Figure contents as structured data:
══════

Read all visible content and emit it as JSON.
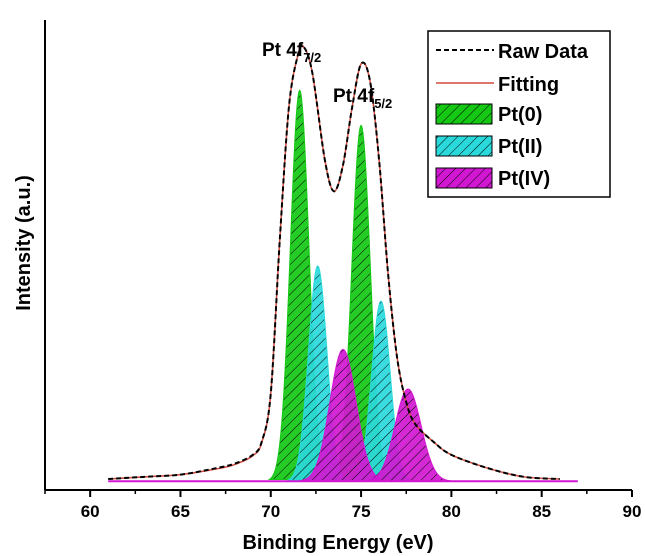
{
  "chart_data": {
    "type": "area",
    "xlabel": "Binding Energy (eV)",
    "ylabel": "Intensity (a.u.)",
    "xlim": [
      57.5,
      90
    ],
    "ylim": [
      -0.02,
      1.05
    ],
    "xticks": [
      60,
      65,
      70,
      75,
      80,
      85,
      90
    ],
    "yticks": [],
    "grid": false,
    "legend_position": "top-right",
    "baseline": 0.0,
    "series": [
      {
        "name": "Raw Data",
        "kind": "line",
        "style": "dashed",
        "color": "#000000",
        "x": [
          61,
          63,
          65,
          67,
          68,
          69,
          69.5,
          70,
          70.5,
          71,
          71.5,
          71.8,
          72.3,
          73,
          73.5,
          74,
          74.5,
          75,
          75.5,
          76,
          76.5,
          77,
          77.5,
          78,
          79,
          80,
          82,
          84,
          86
        ],
        "y": [
          0.005,
          0.01,
          0.015,
          0.03,
          0.04,
          0.06,
          0.09,
          0.2,
          0.55,
          0.85,
          0.97,
          0.99,
          0.93,
          0.73,
          0.66,
          0.72,
          0.85,
          0.95,
          0.91,
          0.73,
          0.47,
          0.28,
          0.18,
          0.13,
          0.09,
          0.06,
          0.03,
          0.01,
          0.005
        ]
      },
      {
        "name": "Fitting",
        "kind": "line",
        "style": "solid",
        "color": "#d04a3e",
        "x": [
          61,
          63,
          65,
          67,
          68,
          69,
          69.5,
          70,
          70.5,
          71,
          71.5,
          71.8,
          72.3,
          73,
          73.5,
          74,
          74.5,
          75,
          75.5,
          76,
          76.5,
          77,
          77.5,
          78,
          79,
          80,
          82,
          84,
          86
        ],
        "y": [
          0.005,
          0.01,
          0.015,
          0.028,
          0.038,
          0.058,
          0.088,
          0.2,
          0.55,
          0.85,
          0.97,
          0.99,
          0.93,
          0.73,
          0.66,
          0.72,
          0.85,
          0.95,
          0.91,
          0.73,
          0.47,
          0.28,
          0.18,
          0.13,
          0.09,
          0.06,
          0.03,
          0.01,
          0.005
        ]
      },
      {
        "name": "Pt(0)",
        "kind": "peaks",
        "color": "#14c814",
        "hatch": true,
        "peaks": [
          {
            "center": 71.6,
            "height": 0.89,
            "fwhm": 1.2
          },
          {
            "center": 75.0,
            "height": 0.81,
            "fwhm": 1.2
          }
        ]
      },
      {
        "name": "Pt(II)",
        "kind": "peaks",
        "color": "#2ad9dc",
        "hatch": true,
        "peaks": [
          {
            "center": 72.6,
            "height": 0.49,
            "fwhm": 1.2
          },
          {
            "center": 76.1,
            "height": 0.41,
            "fwhm": 1.2
          }
        ]
      },
      {
        "name": "Pt(IV)",
        "kind": "peaks",
        "color": "#d217d2",
        "hatch": true,
        "peaks": [
          {
            "center": 74.0,
            "height": 0.3,
            "fwhm": 1.7
          },
          {
            "center": 77.6,
            "height": 0.21,
            "fwhm": 1.7
          }
        ]
      }
    ],
    "baseline_segment": {
      "x": [
        61,
        87
      ],
      "color": "#d217d2"
    },
    "annotations": [
      {
        "text": "Pt 4f",
        "sub": "7/2",
        "x": 71.3,
        "y": 1.15
      },
      {
        "text": "Pt 4f",
        "sub": "5/2",
        "x": 75.2,
        "y": 1.0
      }
    ]
  }
}
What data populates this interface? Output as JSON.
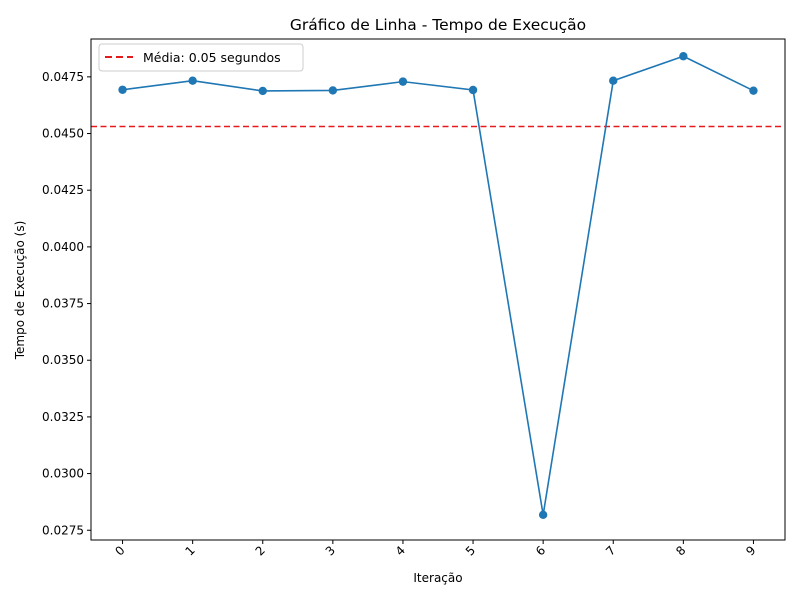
{
  "chart_data": {
    "type": "line",
    "title": "Gráfico de Linha - Tempo de Execução",
    "xlabel": "Iteração",
    "ylabel": "Tempo de Execução (s)",
    "x": [
      0,
      1,
      2,
      3,
      4,
      5,
      6,
      7,
      8,
      9
    ],
    "x_tick_labels": [
      "0",
      "1",
      "2",
      "3",
      "4",
      "5",
      "6",
      "7",
      "8",
      "9"
    ],
    "y_ticks": [
      0.0275,
      0.03,
      0.0325,
      0.035,
      0.0375,
      0.04,
      0.0425,
      0.045,
      0.0475
    ],
    "y_tick_labels": [
      "0.0275",
      "0.0300",
      "0.0325",
      "0.0350",
      "0.0375",
      "0.0400",
      "0.0425",
      "0.0450",
      "0.0475"
    ],
    "xlim": [
      -0.45,
      9.45
    ],
    "ylim": [
      0.02707,
      0.04917
    ],
    "grid": false,
    "legend_position": "top-left",
    "series": [
      {
        "values": [
          0.04693,
          0.04733,
          0.04688,
          0.0469,
          0.04729,
          0.04692,
          0.02818,
          0.04733,
          0.04841,
          0.04689
        ],
        "color": "#1f77b4",
        "marker": "circle"
      }
    ],
    "reference_lines": [
      {
        "label": "Média: 0.05 segundos",
        "value": 0.04531,
        "color": "#e41a1c",
        "style": "dashed"
      }
    ]
  }
}
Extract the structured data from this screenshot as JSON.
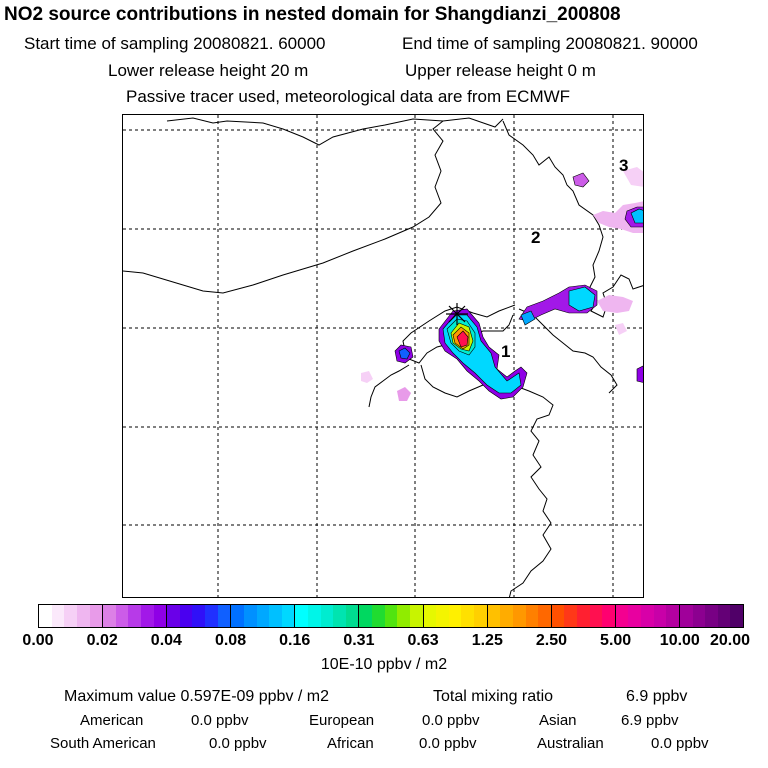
{
  "header": {
    "title": "NO2 source contributions in nested domain for Shangdianzi_200808",
    "start_time": "Start time of sampling 20080821. 60000",
    "end_time": "End time of sampling 20080821. 90000",
    "lower_release": "Lower release height   20 m",
    "upper_release": "Upper release height    0 m",
    "tracer_note": "Passive tracer used, meteorological data are from ECMWF"
  },
  "map": {
    "markers": [
      {
        "label": "1"
      },
      {
        "label": "2"
      },
      {
        "label": "3"
      }
    ],
    "station_icon": "asterisk-icon"
  },
  "colorbar": {
    "ticks": [
      "0.00",
      "0.02",
      "0.04",
      "0.08",
      "0.16",
      "0.31",
      "0.63",
      "1.25",
      "2.50",
      "5.00",
      "10.00",
      "20.00"
    ],
    "unit": "10E-10 ppbv / m2",
    "colors": [
      [
        "#ffffff",
        "#fbe9fb",
        "#f6d0f6",
        "#efb6f0",
        "#e89be9"
      ],
      [
        "#dc80e6",
        "#cc5ce8",
        "#b73ae8",
        "#a218e8",
        "#8f00e6"
      ],
      [
        "#6a00e8",
        "#4a00f0",
        "#3010f8",
        "#2030ff",
        "#1060ff"
      ],
      [
        "#0070ff",
        "#0090ff",
        "#00a8ff",
        "#00c0ff",
        "#00d8ff"
      ],
      [
        "#00ffff",
        "#00f5e8",
        "#00ecd0",
        "#00e4b0",
        "#00dc90"
      ],
      [
        "#00d860",
        "#20dc30",
        "#50e410",
        "#90ec00",
        "#c8f400"
      ],
      [
        "#e6f800",
        "#f4f400",
        "#fff000",
        "#ffe000",
        "#ffd000"
      ],
      [
        "#ffc000",
        "#ffac00",
        "#ff9800",
        "#ff8000",
        "#ff6800"
      ],
      [
        "#ff5000",
        "#ff3818",
        "#ff2030",
        "#ff1050",
        "#ff0070"
      ],
      [
        "#f40090",
        "#e800a0",
        "#d800a8",
        "#c800a8",
        "#b400a0"
      ],
      [
        "#a0009a",
        "#8c0090",
        "#780084",
        "#640076",
        "#500068"
      ]
    ]
  },
  "summary": {
    "max_label": "Maximum value  0.597E-09 ppbv / m2",
    "total_label": "Total mixing ratio",
    "total_value": "6.9 ppbv"
  },
  "regions": [
    {
      "name": "American",
      "value": "0.0 ppbv"
    },
    {
      "name": "European",
      "value": "0.0 ppbv"
    },
    {
      "name": "Asian",
      "value": "6.9 ppbv"
    },
    {
      "name": "South American",
      "value": "0.0 ppbv"
    },
    {
      "name": "African",
      "value": "0.0 ppbv"
    },
    {
      "name": "Australian",
      "value": "0.0 ppbv"
    }
  ]
}
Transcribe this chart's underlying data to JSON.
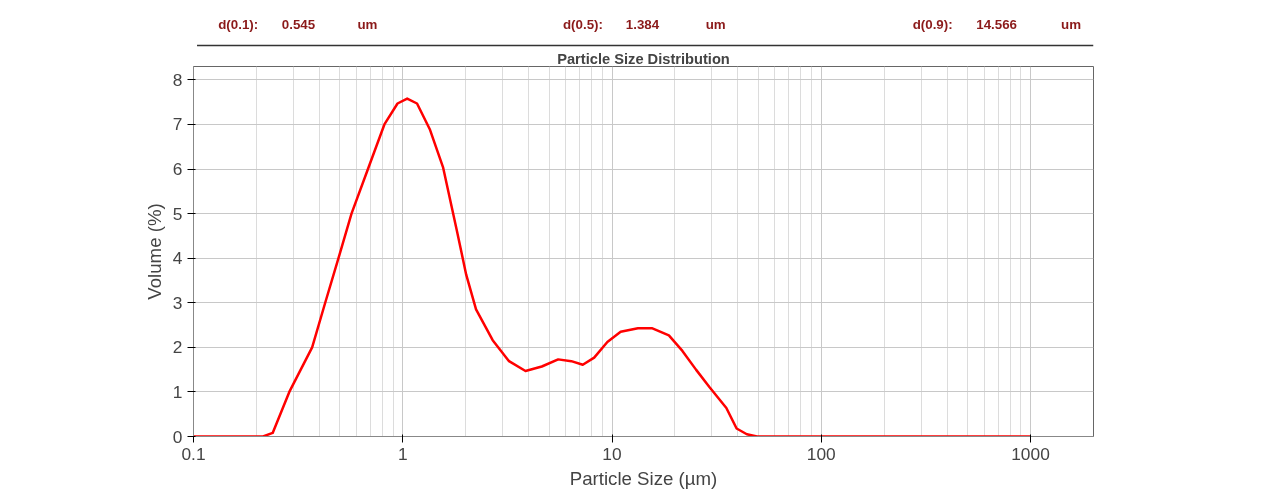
{
  "chart_data": {
    "type": "line",
    "title": "Particle Size Distribution",
    "xlabel": "Particle Size (µm)",
    "ylabel": "Volume (%)",
    "annotations": [
      "d(0.1):",
      "0.545",
      "um",
      "d(0.5):",
      "1.384",
      "um",
      "d(0.9):",
      "14.566",
      "um"
    ],
    "log": "x",
    "xlim": [
      0.1,
      2000
    ],
    "ylim": [
      0,
      8.3
    ],
    "xticks": [
      0.1,
      1,
      10,
      100,
      1000
    ],
    "yticks": [
      0,
      1,
      2,
      3,
      4,
      5,
      6,
      7,
      8
    ],
    "grid": true,
    "marker": "none",
    "line_style": "solid",
    "series": [
      {
        "color": "#ff0000",
        "x": [
          0.1,
          0.215,
          0.239,
          0.287,
          0.369,
          0.426,
          0.493,
          0.569,
          0.682,
          0.817,
          0.944,
          1.05,
          1.17,
          1.35,
          1.56,
          1.81,
          2.01,
          2.24,
          2.69,
          3.22,
          3.86,
          4.62,
          5.53,
          6.39,
          7.25,
          8.22,
          9.5,
          11.0,
          13.3,
          15.5,
          18.7,
          21.7,
          25.2,
          29.2,
          35.2,
          39.4,
          44.1,
          49.3,
          1000
        ],
        "values": [
          0,
          0,
          0.08,
          1.0,
          2.0,
          3.0,
          4.0,
          5.0,
          6.0,
          7.0,
          7.47,
          7.58,
          7.47,
          6.88,
          6.03,
          4.64,
          3.63,
          2.85,
          2.16,
          1.69,
          1.47,
          1.57,
          1.73,
          1.69,
          1.61,
          1.77,
          2.12,
          2.35,
          2.43,
          2.43,
          2.27,
          1.92,
          1.5,
          1.11,
          0.64,
          0.18,
          0.05,
          0,
          0
        ]
      }
    ]
  }
}
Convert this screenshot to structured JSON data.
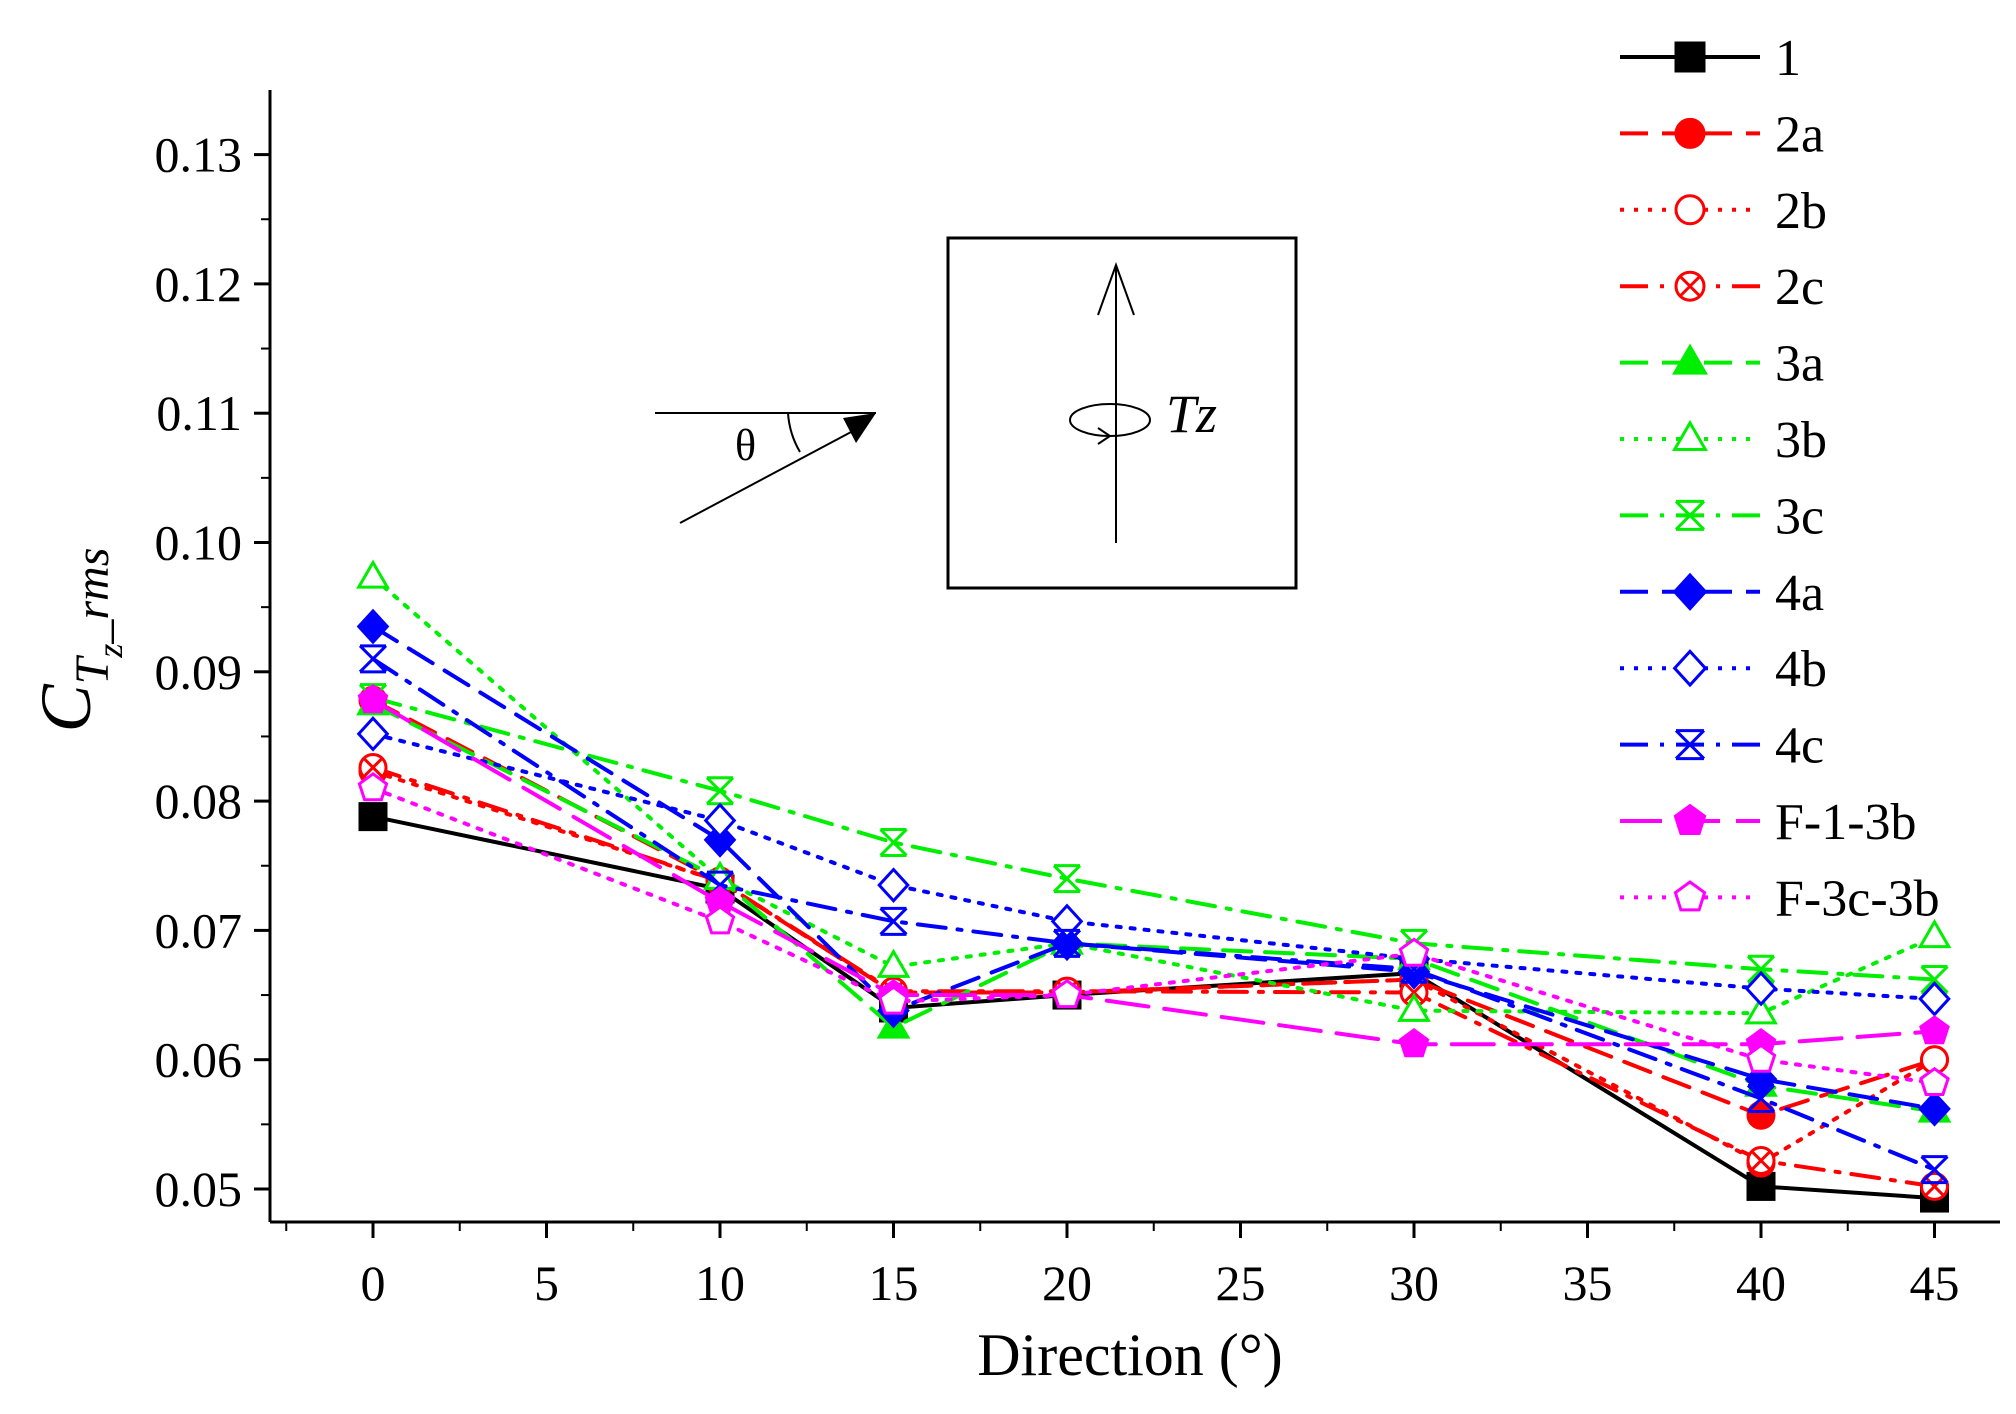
{
  "chart_data": {
    "type": "line",
    "title": "",
    "xlabel": "Direction (°)",
    "ylabel": {
      "main": "C",
      "sub": "T",
      "subsub": "z",
      "tail": "_rms"
    },
    "xlim": [
      -5,
      47
    ],
    "ylim": [
      0.048,
      0.135
    ],
    "xticks": [
      0,
      5,
      10,
      15,
      20,
      25,
      30,
      35,
      40,
      45
    ],
    "yticks": [
      0.05,
      0.06,
      0.07,
      0.08,
      0.09,
      0.1,
      0.11,
      0.12,
      0.13
    ],
    "ytick_labels": [
      "0.05",
      "0.06",
      "0.07",
      "0.08",
      "0.09",
      "0.10",
      "0.11",
      "0.12",
      "0.13"
    ],
    "x": [
      0,
      10,
      15,
      20,
      30,
      40,
      45
    ],
    "legend_position": "right",
    "series": [
      {
        "name": "1",
        "color": "#000000",
        "dash": "solid",
        "marker": "square",
        "fill": true,
        "values": [
          0.0788,
          0.0732,
          0.064,
          0.065,
          0.0667,
          0.0502,
          0.0493
        ]
      },
      {
        "name": "2a",
        "color": "#ff0000",
        "dash": "dash",
        "marker": "circle",
        "fill": true,
        "values": [
          0.0878,
          0.0738,
          0.0652,
          0.0652,
          0.0662,
          0.0557,
          0.06
        ]
      },
      {
        "name": "2b",
        "color": "#ff0000",
        "dash": "dot",
        "marker": "circle",
        "fill": false,
        "values": [
          0.0823,
          0.0738,
          0.0652,
          0.0652,
          0.0662,
          0.052,
          0.06
        ]
      },
      {
        "name": "2c",
        "color": "#ff0000",
        "dash": "dashdot",
        "marker": "circlex",
        "fill": false,
        "values": [
          0.0826,
          0.0738,
          0.0653,
          0.0653,
          0.0652,
          0.0522,
          0.0502
        ]
      },
      {
        "name": "3a",
        "color": "#00ee00",
        "dash": "dash",
        "marker": "triangle",
        "fill": true,
        "values": [
          0.0875,
          0.074,
          0.0625,
          0.069,
          0.0678,
          0.058,
          0.056
        ]
      },
      {
        "name": "3b",
        "color": "#00ee00",
        "dash": "dot",
        "marker": "triangle",
        "fill": false,
        "values": [
          0.0973,
          0.074,
          0.0672,
          0.069,
          0.0638,
          0.0636,
          0.0695
        ]
      },
      {
        "name": "3c",
        "color": "#00ee00",
        "dash": "dashdot",
        "marker": "starx",
        "fill": false,
        "values": [
          0.088,
          0.0808,
          0.0768,
          0.074,
          0.069,
          0.067,
          0.0662
        ]
      },
      {
        "name": "4a",
        "color": "#0000ff",
        "dash": "dash",
        "marker": "diamond",
        "fill": true,
        "values": [
          0.0935,
          0.077,
          0.0638,
          0.069,
          0.0668,
          0.0585,
          0.0562
        ]
      },
      {
        "name": "4b",
        "color": "#0000ff",
        "dash": "dot",
        "marker": "diamond",
        "fill": false,
        "values": [
          0.0852,
          0.0785,
          0.0735,
          0.0707,
          0.0678,
          0.0655,
          0.0647
        ]
      },
      {
        "name": "4c",
        "color": "#0000ff",
        "dash": "dashdot",
        "marker": "starx",
        "fill": false,
        "values": [
          0.091,
          0.0735,
          0.0707,
          0.069,
          0.067,
          0.057,
          0.0515
        ]
      },
      {
        "name": "F-1-3b",
        "color": "#ff00ff",
        "dash": "longdash",
        "marker": "pentagon",
        "fill": true,
        "values": [
          0.0878,
          0.0722,
          0.065,
          0.065,
          0.0612,
          0.0612,
          0.0622
        ]
      },
      {
        "name": "F-3c-3b",
        "color": "#ff00ff",
        "dash": "dot",
        "marker": "pentagon",
        "fill": false,
        "values": [
          0.081,
          0.0707,
          0.0645,
          0.065,
          0.0682,
          0.06,
          0.0582
        ]
      }
    ]
  },
  "inset": {
    "angle_label": "θ",
    "torque_label": "Tz"
  }
}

══════

PROBLEM REQUIREMENTS ▸ For this exercise, gather every line of the data that contains the word "Size".

RESPONSE ▸
    "title": "Particle Size Distribution",
    "xlabel": "Particle Size (µm)",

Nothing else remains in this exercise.